Records provided:
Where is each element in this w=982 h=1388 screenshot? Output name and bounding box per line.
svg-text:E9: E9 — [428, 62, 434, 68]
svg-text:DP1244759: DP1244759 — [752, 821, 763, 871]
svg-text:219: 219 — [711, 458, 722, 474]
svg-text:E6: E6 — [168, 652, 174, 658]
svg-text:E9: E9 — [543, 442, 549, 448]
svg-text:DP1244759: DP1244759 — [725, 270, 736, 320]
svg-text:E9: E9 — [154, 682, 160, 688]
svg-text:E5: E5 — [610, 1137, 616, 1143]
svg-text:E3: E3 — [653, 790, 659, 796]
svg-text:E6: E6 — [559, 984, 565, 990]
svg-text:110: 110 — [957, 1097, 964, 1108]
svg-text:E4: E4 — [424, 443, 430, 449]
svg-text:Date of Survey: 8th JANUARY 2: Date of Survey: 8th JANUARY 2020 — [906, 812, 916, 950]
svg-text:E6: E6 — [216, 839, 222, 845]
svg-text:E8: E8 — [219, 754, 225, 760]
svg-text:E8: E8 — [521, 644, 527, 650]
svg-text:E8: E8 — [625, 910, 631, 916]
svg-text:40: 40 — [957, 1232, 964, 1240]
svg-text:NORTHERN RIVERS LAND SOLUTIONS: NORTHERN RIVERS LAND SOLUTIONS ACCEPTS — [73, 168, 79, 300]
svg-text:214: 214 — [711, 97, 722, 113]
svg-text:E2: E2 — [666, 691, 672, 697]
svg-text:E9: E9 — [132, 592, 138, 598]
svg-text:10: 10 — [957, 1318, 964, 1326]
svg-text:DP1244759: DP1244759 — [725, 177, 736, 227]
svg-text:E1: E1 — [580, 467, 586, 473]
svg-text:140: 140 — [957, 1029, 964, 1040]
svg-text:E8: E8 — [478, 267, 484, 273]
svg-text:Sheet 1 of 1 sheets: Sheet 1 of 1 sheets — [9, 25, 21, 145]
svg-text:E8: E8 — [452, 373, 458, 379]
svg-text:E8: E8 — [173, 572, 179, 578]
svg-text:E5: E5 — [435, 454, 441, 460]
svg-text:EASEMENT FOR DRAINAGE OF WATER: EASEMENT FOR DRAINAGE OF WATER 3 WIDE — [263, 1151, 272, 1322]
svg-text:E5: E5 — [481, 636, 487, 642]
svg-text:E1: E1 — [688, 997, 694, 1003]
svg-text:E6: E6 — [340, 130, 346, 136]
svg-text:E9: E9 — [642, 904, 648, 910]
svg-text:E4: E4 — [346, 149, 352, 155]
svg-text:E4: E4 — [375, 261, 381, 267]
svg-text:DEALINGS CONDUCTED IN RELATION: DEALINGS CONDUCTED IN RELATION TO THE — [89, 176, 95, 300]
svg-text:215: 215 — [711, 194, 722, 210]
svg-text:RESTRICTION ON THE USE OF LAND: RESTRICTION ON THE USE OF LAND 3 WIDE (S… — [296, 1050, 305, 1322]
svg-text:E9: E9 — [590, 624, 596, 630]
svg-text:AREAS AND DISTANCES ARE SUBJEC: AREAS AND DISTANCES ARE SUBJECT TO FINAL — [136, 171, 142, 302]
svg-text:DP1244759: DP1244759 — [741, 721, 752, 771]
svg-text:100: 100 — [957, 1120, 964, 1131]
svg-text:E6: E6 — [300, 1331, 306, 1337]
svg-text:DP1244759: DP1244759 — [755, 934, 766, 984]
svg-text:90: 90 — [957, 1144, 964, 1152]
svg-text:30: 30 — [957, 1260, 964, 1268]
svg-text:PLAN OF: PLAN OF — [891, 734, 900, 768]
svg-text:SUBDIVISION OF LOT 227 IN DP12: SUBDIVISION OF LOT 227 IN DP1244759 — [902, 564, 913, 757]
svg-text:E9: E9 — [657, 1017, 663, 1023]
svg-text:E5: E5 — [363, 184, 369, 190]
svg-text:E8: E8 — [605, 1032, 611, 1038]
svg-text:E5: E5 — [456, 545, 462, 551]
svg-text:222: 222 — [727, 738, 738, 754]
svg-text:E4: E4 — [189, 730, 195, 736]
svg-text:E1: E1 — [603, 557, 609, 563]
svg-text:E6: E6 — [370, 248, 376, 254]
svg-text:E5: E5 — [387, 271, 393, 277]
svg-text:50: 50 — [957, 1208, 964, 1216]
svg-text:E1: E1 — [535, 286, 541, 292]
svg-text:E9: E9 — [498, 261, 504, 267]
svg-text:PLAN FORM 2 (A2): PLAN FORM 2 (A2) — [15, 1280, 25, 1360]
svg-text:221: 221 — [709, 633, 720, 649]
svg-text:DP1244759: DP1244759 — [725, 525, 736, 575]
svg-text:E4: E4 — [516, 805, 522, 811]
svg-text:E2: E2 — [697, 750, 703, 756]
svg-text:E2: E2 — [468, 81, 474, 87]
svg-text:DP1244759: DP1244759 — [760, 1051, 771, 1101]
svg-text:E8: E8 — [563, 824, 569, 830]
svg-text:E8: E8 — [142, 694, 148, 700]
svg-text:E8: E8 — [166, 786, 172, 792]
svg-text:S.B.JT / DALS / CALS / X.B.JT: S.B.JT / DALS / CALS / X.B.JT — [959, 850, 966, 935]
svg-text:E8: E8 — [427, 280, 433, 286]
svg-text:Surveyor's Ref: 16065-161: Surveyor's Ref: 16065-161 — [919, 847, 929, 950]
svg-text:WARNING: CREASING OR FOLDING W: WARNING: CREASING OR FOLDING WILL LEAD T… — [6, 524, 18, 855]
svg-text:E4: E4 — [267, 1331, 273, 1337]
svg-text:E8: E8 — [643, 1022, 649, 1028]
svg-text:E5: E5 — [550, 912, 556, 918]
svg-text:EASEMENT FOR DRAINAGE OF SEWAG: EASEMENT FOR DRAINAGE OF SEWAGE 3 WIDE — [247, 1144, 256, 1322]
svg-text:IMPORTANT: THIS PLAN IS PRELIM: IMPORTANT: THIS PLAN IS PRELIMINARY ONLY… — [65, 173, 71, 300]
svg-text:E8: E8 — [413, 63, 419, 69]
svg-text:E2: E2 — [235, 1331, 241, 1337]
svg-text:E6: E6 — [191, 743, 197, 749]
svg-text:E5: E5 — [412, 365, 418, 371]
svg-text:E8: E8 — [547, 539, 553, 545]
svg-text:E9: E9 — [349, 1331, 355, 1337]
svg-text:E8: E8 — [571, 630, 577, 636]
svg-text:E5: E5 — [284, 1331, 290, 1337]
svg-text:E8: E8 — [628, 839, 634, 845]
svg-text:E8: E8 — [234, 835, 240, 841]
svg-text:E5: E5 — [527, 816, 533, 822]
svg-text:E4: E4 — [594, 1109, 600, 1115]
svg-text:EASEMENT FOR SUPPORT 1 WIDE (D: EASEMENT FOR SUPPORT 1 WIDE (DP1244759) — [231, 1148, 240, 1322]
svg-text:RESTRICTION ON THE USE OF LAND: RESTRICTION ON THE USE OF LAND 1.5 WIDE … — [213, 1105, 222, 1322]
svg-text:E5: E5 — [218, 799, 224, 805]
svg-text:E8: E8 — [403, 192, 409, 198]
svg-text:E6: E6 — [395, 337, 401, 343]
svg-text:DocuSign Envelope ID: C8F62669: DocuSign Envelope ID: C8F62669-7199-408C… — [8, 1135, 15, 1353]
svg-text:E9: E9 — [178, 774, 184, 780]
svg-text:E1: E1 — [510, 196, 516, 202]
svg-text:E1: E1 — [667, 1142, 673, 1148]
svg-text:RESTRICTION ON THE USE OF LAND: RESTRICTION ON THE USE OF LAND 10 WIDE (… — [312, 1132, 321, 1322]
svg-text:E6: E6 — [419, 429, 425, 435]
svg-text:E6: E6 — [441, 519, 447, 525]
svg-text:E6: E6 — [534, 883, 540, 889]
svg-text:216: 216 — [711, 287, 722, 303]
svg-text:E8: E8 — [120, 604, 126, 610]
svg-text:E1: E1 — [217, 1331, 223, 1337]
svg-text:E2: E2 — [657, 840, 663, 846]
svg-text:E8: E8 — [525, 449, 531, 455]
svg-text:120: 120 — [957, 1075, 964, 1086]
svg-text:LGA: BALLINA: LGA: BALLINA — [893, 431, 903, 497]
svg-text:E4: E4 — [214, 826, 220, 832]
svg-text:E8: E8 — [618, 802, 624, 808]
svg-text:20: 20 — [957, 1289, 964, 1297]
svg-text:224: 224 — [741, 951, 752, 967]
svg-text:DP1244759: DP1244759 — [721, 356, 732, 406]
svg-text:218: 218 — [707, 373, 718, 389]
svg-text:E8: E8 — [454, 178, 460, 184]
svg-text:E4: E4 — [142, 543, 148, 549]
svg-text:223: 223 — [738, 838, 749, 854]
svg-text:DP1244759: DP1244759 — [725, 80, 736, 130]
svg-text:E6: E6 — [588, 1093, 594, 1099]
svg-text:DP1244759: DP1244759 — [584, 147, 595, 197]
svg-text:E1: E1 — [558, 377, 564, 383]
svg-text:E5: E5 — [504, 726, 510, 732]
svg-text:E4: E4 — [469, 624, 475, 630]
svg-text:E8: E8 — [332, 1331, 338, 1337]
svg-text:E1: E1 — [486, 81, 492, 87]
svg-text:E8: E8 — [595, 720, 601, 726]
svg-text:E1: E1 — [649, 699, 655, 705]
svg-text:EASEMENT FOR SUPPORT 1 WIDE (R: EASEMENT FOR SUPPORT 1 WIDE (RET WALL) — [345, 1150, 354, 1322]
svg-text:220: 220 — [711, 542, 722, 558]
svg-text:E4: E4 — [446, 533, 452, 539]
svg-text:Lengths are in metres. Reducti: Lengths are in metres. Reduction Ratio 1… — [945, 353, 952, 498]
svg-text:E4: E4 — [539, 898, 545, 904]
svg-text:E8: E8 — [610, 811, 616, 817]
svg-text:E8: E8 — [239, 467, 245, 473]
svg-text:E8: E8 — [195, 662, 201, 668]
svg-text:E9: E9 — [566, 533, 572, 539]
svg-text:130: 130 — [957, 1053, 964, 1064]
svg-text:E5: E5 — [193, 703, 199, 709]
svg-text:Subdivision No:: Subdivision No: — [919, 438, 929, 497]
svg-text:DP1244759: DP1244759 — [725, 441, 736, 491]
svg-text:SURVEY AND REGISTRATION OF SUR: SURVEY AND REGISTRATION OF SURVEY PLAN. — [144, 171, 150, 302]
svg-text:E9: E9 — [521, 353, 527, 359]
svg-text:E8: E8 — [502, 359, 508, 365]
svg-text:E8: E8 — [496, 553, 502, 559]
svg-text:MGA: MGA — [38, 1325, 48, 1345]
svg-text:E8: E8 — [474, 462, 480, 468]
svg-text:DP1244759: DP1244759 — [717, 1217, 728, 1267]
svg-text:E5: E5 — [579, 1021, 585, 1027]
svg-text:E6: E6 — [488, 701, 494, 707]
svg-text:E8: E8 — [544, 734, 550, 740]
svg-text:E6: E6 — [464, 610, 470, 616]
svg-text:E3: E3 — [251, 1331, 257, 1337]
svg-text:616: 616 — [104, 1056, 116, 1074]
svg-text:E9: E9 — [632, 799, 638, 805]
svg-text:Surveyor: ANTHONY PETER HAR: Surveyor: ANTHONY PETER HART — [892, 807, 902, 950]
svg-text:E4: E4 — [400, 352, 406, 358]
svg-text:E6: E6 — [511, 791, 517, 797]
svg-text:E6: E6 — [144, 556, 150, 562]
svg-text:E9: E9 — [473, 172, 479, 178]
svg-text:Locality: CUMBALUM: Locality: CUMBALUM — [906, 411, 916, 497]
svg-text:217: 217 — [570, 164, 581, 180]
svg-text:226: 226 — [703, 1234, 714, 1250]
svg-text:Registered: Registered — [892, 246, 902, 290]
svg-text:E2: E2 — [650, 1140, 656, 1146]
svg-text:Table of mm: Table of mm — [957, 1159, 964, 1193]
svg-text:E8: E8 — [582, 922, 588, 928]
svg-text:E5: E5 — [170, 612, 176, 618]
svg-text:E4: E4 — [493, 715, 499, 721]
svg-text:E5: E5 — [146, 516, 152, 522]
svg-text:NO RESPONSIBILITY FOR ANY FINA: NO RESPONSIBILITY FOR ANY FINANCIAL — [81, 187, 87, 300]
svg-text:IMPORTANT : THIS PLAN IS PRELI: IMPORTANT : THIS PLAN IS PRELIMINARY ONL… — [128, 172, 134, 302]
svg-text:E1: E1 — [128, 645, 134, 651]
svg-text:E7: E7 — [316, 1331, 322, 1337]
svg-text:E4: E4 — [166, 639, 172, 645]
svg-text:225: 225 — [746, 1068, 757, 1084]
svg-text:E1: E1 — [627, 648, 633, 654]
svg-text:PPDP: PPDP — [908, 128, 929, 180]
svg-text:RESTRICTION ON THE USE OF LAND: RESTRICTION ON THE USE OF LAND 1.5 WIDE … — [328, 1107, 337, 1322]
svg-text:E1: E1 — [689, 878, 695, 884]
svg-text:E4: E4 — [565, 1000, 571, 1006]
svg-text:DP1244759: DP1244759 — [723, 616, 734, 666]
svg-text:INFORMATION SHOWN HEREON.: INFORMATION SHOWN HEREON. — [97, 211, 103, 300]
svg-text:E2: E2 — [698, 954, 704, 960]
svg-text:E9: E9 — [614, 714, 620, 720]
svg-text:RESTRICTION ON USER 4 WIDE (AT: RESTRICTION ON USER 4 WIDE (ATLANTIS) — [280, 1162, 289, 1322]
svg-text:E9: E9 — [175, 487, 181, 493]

Exercise requirements: Reproduce the records from their first line through the line containing "svg-text:E3: E3 — [653, 790, 659, 796]", substituting "image" for "screenshot" and leaving everything else unchanged.

Answer below:
Where is each element in this w=982 h=1388 image? Output name and bounding box per line.
svg-text:E9: E9 — [428, 62, 434, 68]
svg-text:DP1244759: DP1244759 — [752, 821, 763, 871]
svg-text:219: 219 — [711, 458, 722, 474]
svg-text:E6: E6 — [168, 652, 174, 658]
svg-text:E9: E9 — [543, 442, 549, 448]
svg-text:DP1244759: DP1244759 — [725, 270, 736, 320]
svg-text:E9: E9 — [154, 682, 160, 688]
svg-text:E5: E5 — [610, 1137, 616, 1143]
svg-text:E3: E3 — [653, 790, 659, 796]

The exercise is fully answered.